→ **Material provided**:
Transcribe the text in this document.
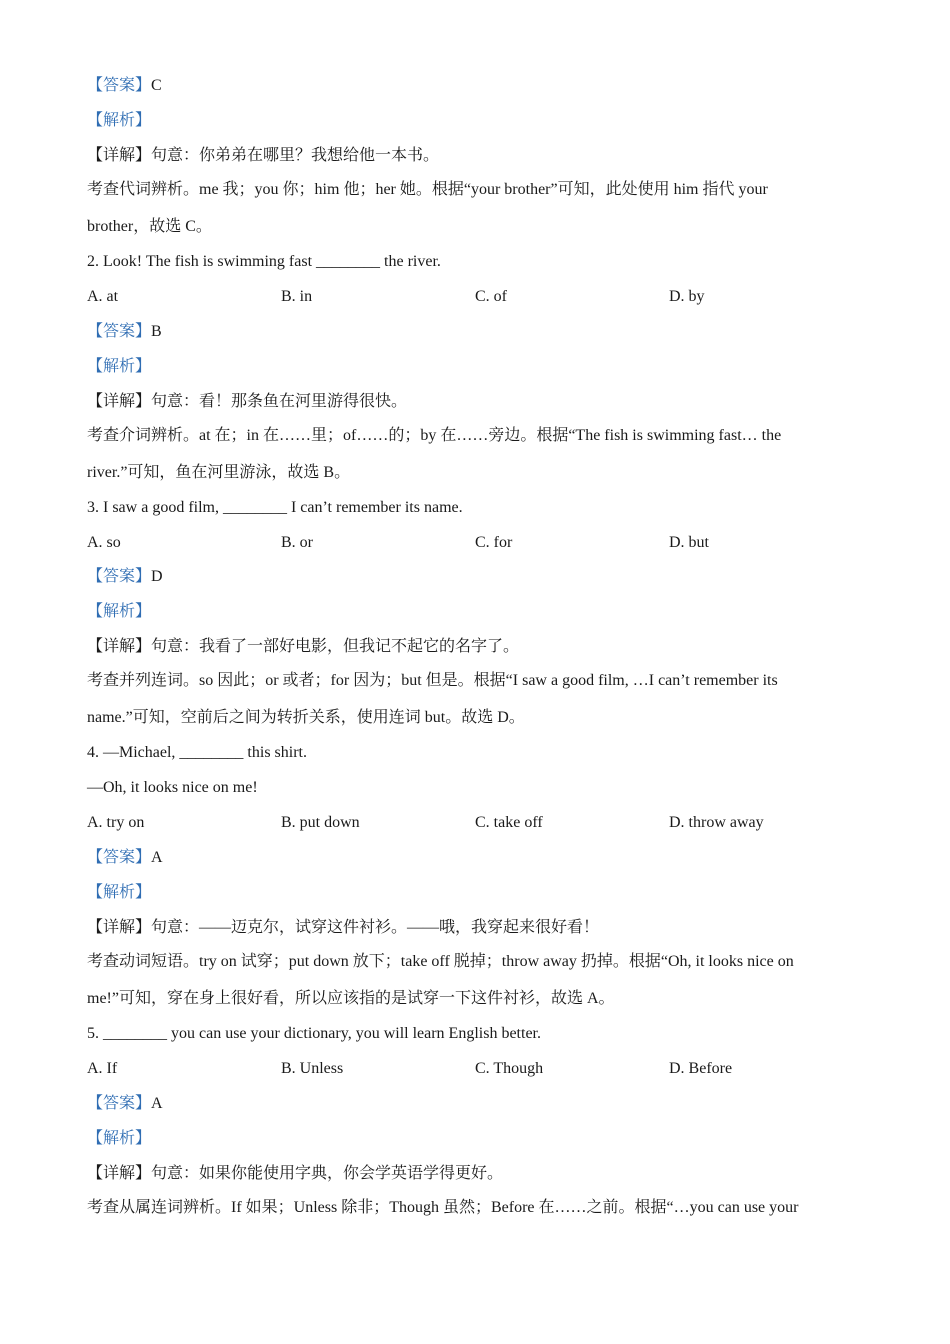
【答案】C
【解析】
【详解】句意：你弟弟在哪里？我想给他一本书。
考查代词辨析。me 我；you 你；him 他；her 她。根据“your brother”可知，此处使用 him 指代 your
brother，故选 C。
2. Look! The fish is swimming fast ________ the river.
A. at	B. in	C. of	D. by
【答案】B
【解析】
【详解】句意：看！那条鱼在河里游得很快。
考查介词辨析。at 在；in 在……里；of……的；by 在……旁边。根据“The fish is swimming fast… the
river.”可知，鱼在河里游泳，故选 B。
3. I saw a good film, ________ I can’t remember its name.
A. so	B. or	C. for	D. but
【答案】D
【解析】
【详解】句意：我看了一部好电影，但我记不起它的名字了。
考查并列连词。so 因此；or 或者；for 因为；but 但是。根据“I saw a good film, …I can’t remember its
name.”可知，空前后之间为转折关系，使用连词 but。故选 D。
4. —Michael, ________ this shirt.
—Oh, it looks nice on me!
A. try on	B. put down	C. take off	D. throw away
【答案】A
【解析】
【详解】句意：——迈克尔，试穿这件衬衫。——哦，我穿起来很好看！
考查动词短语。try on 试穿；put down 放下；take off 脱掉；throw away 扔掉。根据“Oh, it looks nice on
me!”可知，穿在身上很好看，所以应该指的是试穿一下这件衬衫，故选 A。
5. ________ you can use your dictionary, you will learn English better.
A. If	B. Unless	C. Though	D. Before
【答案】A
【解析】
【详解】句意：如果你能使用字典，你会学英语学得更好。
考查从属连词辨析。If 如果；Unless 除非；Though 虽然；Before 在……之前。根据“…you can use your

...

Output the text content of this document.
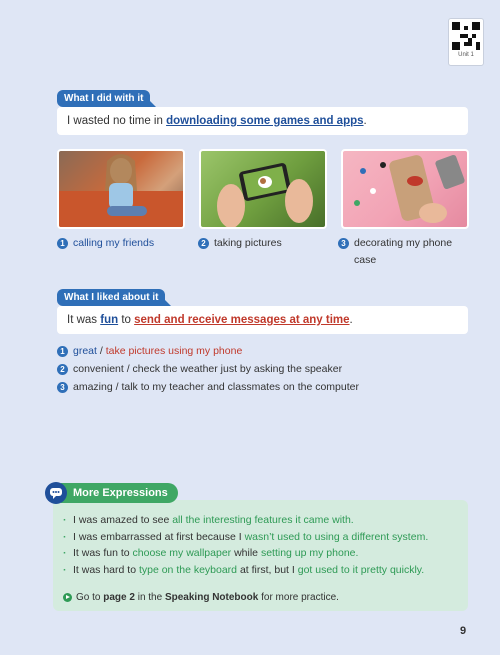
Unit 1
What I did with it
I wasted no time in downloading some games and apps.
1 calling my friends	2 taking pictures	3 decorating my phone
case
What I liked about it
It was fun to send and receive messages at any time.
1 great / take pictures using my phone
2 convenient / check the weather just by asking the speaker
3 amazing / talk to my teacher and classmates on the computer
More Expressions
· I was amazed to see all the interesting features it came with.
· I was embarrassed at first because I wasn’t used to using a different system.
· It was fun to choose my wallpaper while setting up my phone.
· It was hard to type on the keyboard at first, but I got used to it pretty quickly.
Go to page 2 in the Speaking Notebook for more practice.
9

* * *

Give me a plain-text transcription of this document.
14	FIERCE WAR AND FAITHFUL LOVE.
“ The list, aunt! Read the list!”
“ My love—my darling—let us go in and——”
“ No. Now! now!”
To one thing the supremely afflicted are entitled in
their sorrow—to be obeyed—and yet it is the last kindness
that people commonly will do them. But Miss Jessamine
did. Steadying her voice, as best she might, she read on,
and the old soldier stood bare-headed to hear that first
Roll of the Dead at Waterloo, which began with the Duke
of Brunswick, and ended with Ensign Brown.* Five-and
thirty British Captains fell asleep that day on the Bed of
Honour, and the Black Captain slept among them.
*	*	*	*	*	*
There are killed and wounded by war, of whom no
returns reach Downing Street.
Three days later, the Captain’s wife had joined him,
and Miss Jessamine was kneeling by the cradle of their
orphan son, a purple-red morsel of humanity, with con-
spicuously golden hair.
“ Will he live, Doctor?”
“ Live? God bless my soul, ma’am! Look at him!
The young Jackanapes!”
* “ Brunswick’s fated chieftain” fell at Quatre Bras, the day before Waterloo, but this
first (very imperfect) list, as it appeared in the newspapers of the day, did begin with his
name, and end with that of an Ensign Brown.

→ **Given task**: Check the records above line by line and tally those holding the string "Unless". Answer with the number only.

→ **Task output**: 2